"""

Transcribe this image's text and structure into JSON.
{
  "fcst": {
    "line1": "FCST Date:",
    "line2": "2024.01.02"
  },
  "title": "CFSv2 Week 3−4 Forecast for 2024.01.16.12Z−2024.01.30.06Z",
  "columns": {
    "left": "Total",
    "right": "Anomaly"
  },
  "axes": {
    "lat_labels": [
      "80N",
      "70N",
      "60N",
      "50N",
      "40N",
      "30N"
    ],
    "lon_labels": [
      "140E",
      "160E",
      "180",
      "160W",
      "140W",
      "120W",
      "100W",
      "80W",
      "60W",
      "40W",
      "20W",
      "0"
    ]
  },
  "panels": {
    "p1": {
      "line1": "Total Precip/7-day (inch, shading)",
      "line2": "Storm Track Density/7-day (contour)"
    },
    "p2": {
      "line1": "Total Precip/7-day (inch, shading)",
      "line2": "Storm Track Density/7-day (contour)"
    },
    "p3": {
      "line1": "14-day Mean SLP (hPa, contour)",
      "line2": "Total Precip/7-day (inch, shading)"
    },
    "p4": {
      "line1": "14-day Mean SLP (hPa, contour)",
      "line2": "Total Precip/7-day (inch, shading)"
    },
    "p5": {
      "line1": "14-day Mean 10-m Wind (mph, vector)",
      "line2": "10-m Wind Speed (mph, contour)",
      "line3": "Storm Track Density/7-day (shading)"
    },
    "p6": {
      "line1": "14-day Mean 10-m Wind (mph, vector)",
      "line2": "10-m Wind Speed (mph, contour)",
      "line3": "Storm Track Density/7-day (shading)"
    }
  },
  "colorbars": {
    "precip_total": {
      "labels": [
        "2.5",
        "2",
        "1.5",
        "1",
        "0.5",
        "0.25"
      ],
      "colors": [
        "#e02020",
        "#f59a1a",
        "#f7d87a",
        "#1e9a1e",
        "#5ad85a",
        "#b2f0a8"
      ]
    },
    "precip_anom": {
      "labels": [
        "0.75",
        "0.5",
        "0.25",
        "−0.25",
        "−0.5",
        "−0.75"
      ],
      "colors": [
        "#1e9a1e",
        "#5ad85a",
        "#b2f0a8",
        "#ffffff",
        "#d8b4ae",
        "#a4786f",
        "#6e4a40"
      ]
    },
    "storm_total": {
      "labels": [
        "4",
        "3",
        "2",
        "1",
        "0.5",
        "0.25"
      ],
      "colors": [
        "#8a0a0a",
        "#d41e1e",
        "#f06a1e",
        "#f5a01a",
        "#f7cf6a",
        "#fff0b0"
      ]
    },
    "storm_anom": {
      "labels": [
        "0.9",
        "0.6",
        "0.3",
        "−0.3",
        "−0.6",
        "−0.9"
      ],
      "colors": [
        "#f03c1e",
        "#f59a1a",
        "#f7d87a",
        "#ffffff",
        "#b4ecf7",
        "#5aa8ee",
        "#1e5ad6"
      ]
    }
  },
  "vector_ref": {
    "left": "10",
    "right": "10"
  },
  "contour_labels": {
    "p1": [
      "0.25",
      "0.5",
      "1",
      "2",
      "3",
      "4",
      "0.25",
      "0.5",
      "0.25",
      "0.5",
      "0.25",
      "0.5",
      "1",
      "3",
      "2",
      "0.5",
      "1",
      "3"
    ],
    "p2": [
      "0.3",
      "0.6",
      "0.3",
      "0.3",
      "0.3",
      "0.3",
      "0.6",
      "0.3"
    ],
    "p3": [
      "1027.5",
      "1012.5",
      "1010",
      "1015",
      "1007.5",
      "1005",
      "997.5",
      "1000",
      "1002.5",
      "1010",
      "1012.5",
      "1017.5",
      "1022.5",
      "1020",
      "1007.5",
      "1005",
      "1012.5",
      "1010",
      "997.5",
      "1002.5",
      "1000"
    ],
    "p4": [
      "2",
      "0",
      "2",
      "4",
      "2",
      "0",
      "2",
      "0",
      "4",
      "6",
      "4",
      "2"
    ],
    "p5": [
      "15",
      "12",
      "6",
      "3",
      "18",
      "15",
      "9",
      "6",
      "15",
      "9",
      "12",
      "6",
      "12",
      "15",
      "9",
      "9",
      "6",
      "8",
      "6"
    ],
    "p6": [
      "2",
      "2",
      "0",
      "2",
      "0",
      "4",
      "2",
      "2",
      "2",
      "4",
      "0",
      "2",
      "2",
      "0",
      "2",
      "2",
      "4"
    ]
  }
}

"""

_Goal:_ Return the whole listing exactly.

_The completed task:_
Transcribe this image's text and structure into JSON.
{
  "fcst": {
    "line1": "FCST Date:",
    "line2": "2024.01.02"
  },
  "title": "CFSv2 Week 3−4 Forecast for 2024.01.16.12Z−2024.01.30.06Z",
  "columns": {
    "left": "Total",
    "right": "Anomaly"
  },
  "axes": {
    "lat_labels": [
      "80N",
      "70N",
      "60N",
      "50N",
      "40N",
      "30N"
    ],
    "lon_labels": [
      "140E",
      "160E",
      "180",
      "160W",
      "140W",
      "120W",
      "100W",
      "80W",
      "60W",
      "40W",
      "20W",
      "0"
    ]
  },
  "panels": {
    "p1": {
      "line1": "Total Precip/7-day (inch, shading)",
      "line2": "Storm Track Density/7-day (contour)"
    },
    "p2": {
      "line1": "Total Precip/7-day (inch, shading)",
      "line2": "Storm Track Density/7-day (contour)"
    },
    "p3": {
      "line1": "14-day Mean SLP (hPa, contour)",
      "line2": "Total Precip/7-day (inch, shading)"
    },
    "p4": {
      "line1": "14-day Mean SLP (hPa, contour)",
      "line2": "Total Precip/7-day (inch, shading)"
    },
    "p5": {
      "line1": "14-day Mean 10-m Wind (mph, vector)",
      "line2": "10-m Wind Speed (mph, contour)",
      "line3": "Storm Track Density/7-day (shading)"
    },
    "p6": {
      "line1": "14-day Mean 10-m Wind (mph, vector)",
      "line2": "10-m Wind Speed (mph, contour)",
      "line3": "Storm Track Density/7-day (shading)"
    }
  },
  "colorbars": {
    "precip_total": {
      "labels": [
        "2.5",
        "2",
        "1.5",
        "1",
        "0.5",
        "0.25"
      ],
      "colors": [
        "#e02020",
        "#f59a1a",
        "#f7d87a",
        "#1e9a1e",
        "#5ad85a",
        "#b2f0a8"
      ]
    },
    "precip_anom": {
      "labels": [
        "0.75",
        "0.5",
        "0.25",
        "−0.25",
        "−0.5",
        "−0.75"
      ],
      "colors": [
        "#1e9a1e",
        "#5ad85a",
        "#b2f0a8",
        "#ffffff",
        "#d8b4ae",
        "#a4786f",
        "#6e4a40"
      ]
    },
    "storm_total": {
      "labels": [
        "4",
        "3",
        "2",
        "1",
        "0.5",
        "0.25"
      ],
      "colors": [
        "#8a0a0a",
        "#d41e1e",
        "#f06a1e",
        "#f5a01a",
        "#f7cf6a",
        "#fff0b0"
      ]
    },
    "storm_anom": {
      "labels": [
        "0.9",
        "0.6",
        "0.3",
        "−0.3",
        "−0.6",
        "−0.9"
      ],
      "colors": [
        "#f03c1e",
        "#f59a1a",
        "#f7d87a",
        "#ffffff",
        "#b4ecf7",
        "#5aa8ee",
        "#1e5ad6"
      ]
    }
  },
  "vector_ref": {
    "left": "10",
    "right": "10"
  },
  "contour_labels": {
    "p1": [
      "0.25",
      "0.5",
      "1",
      "2",
      "3",
      "4",
      "0.25",
      "0.5",
      "0.25",
      "0.5",
      "0.25",
      "0.5",
      "1",
      "3",
      "2",
      "0.5",
      "1",
      "3"
    ],
    "p2": [
      "0.3",
      "0.6",
      "0.3",
      "0.3",
      "0.3",
      "0.3",
      "0.6",
      "0.3"
    ],
    "p3": [
      "1027.5",
      "1012.5",
      "1010",
      "1015",
      "1007.5",
      "1005",
      "997.5",
      "1000",
      "1002.5",
      "1010",
      "1012.5",
      "1017.5",
      "1022.5",
      "1020",
      "1007.5",
      "1005",
      "1012.5",
      "1010",
      "997.5",
      "1002.5",
      "1000"
    ],
    "p4": [
      "2",
      "0",
      "2",
      "4",
      "2",
      "0",
      "2",
      "0",
      "4",
      "6",
      "4",
      "2"
    ],
    "p5": [
      "15",
      "12",
      "6",
      "3",
      "18",
      "15",
      "9",
      "6",
      "15",
      "9",
      "12",
      "6",
      "12",
      "15",
      "9",
      "9",
      "6",
      "8",
      "6"
    ],
    "p6": [
      "2",
      "2",
      "0",
      "2",
      "0",
      "4",
      "2",
      "2",
      "2",
      "4",
      "0",
      "2",
      "2",
      "0",
      "2",
      "2",
      "4"
    ]
  }
}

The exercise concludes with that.